---------- Task inputs

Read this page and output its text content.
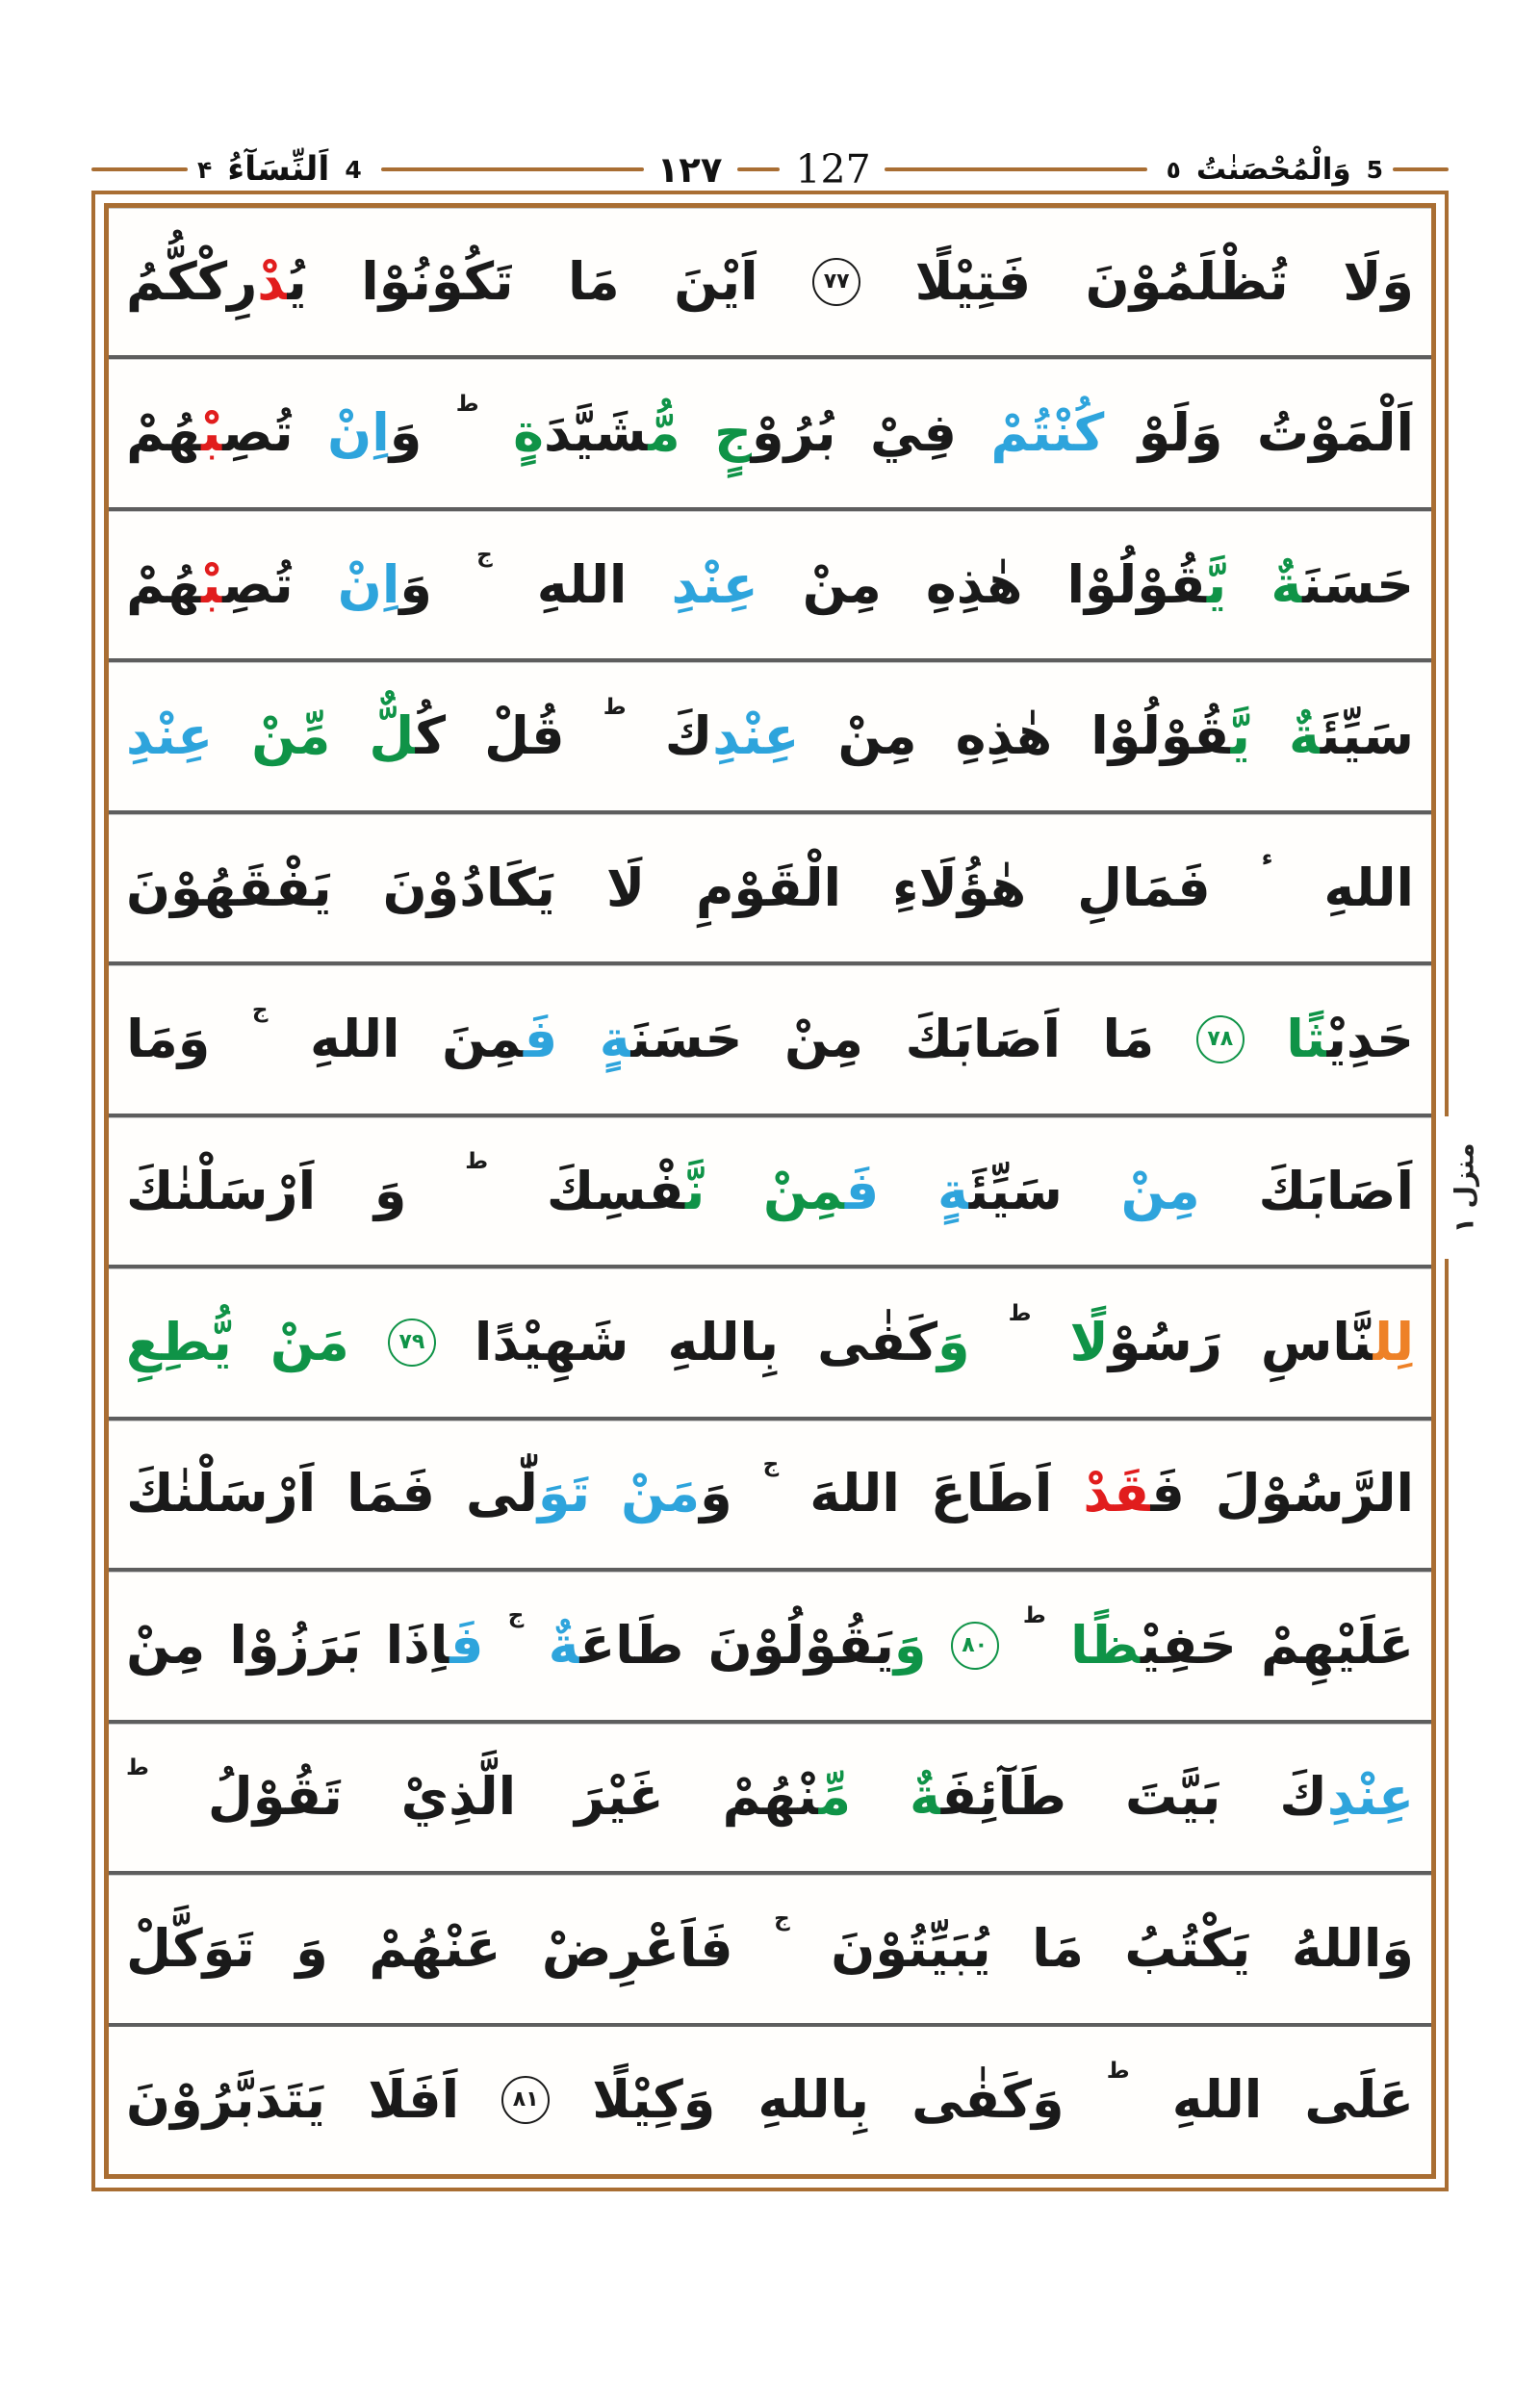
۴ اَلنِّسَآءُ 4	١٢٧ 127	٥ وَالْمُحْصَنٰتُ 5
وَلَا
تُظْلَمُوْنَ
فَتِيْلًا
٧٧
اَيْنَ
مَا
تَكُوْنُوْا
يُدْرِكْكُّمُ
اَلْمَوْتُ
وَلَوْ
كُنْتُمْ
فِيْ
بُرُوْجٍ
مُّشَيَّدَةٍ
ط
وَاِنْ
تُصِبْهُمْ
حَسَنَةٌ
يَّقُوْلُوْا
هٰذِهِ
مِنْ
عِنْدِ
اللهِ
ج
وَاِنْ
تُصِبْهُمْ
سَيِّئَةٌ
يَّقُوْلُوْا
هٰذِهِ
مِنْ
عِنْدِكَ
ط
قُلْ
كُلٌّ
مِّنْ
عِنْدِ
اللهِ
ء
فَمَالِ
هٰؤُلَاءِ
الْقَوْمِ
لَا
يَكَادُوْنَ
يَفْقَهُوْنَ
حَدِيْثًا
٧٨
مَا
اَصَابَكَ
مِنْ
حَسَنَةٍ
فَمِنَ
اللهِ
ج
وَمَا
اَصَابَكَ
مِنْ
سَيِّئَةٍ
فَمِنْ
نَّفْسِكَ
ط
وَ
اَرْسَلْنٰكَ
لِلنَّاسِ
رَسُوْلًا
ط
وَكَفٰى
بِاللهِ
شَهِيْدًا
٧٩
مَنْ
يُّطِعِ
الرَّسُوْلَ
فَقَدْ
اَطَاعَ
اللهَ
ج
وَمَنْ
تَوَلّٰى
فَمَا
اَرْسَلْنٰكَ
عَلَيْهِمْ
حَفِيْظًا
ط
٨٠
وَيَقُوْلُوْنَ
طَاعَةٌ
ج
فَاِذَا
بَرَزُوْا
مِنْ
عِنْدِكَ
بَيَّتَ
طَآئِفَةٌ
مِّنْهُمْ
غَيْرَ
الَّذِيْ
تَقُوْلُ
ط
وَاللهُ
يَكْتُبُ
مَا
يُبَيِّتُوْنَ
ج
فَاَعْرِضْ
عَنْهُمْ
وَ
تَوَكَّلْ
عَلَى
اللهِ
ط
وَكَفٰى
بِاللهِ
وَكِيْلًا
٨١
اَفَلَا
يَتَدَبَّرُوْنَ
منزل ١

--------------------

• **Aim of the task**:
Print out every entry above without changing a word, and leave out the pictures.

• **Reply to the task**:
Read this page and output its text content.
۴ اَلنِّسَآءُ 4	١٢٧ 127	٥ وَالْمُحْصَنٰتُ 5
وَلَا
تُظْلَمُوْنَ
فَتِيْلًا
٧٧
اَيْنَ
مَا
تَكُوْنُوْا
يُدْرِكْكُّمُ
اَلْمَوْتُ
وَلَوْ
كُنْتُمْ
فِيْ
بُرُوْجٍ
مُّشَيَّدَةٍ
ط
وَاِنْ
تُصِبْهُمْ
حَسَنَةٌ
يَّقُوْلُوْا
هٰذِهِ
مِنْ
عِنْدِ
اللهِ
ج
وَاِنْ
تُصِبْهُمْ
سَيِّئَةٌ
يَّقُوْلُوْا
هٰذِهِ
مِنْ
عِنْدِكَ
ط
قُلْ
كُلٌّ
مِّنْ
عِنْدِ
اللهِ
ء
فَمَالِ
هٰؤُلَاءِ
الْقَوْمِ
لَا
يَكَادُوْنَ
يَفْقَهُوْنَ
حَدِيْثًا
٧٨
مَا
اَصَابَكَ
مِنْ
حَسَنَةٍ
فَمِنَ
اللهِ
ج
وَمَا
اَصَابَكَ
مِنْ
سَيِّئَةٍ
فَمِنْ
نَّفْسِكَ
ط
وَ
اَرْسَلْنٰكَ
لِلنَّاسِ
رَسُوْلًا
ط
وَكَفٰى
بِاللهِ
شَهِيْدًا
٧٩
مَنْ
يُّطِعِ
الرَّسُوْلَ
فَقَدْ
اَطَاعَ
اللهَ
ج
وَمَنْ
تَوَلّٰى
فَمَا
اَرْسَلْنٰكَ
عَلَيْهِمْ
حَفِيْظًا
ط
٨٠
وَيَقُوْلُوْنَ
طَاعَةٌ
ج
فَاِذَا
بَرَزُوْا
مِنْ
عِنْدِكَ
بَيَّتَ
طَآئِفَةٌ
مِّنْهُمْ
غَيْرَ
الَّذِيْ
تَقُوْلُ
ط
وَاللهُ
يَكْتُبُ
مَا
يُبَيِّتُوْنَ
ج
فَاَعْرِضْ
عَنْهُمْ
وَ
تَوَكَّلْ
عَلَى
اللهِ
ط
وَكَفٰى
بِاللهِ
وَكِيْلًا
٨١
اَفَلَا
يَتَدَبَّرُوْنَ
منزل ١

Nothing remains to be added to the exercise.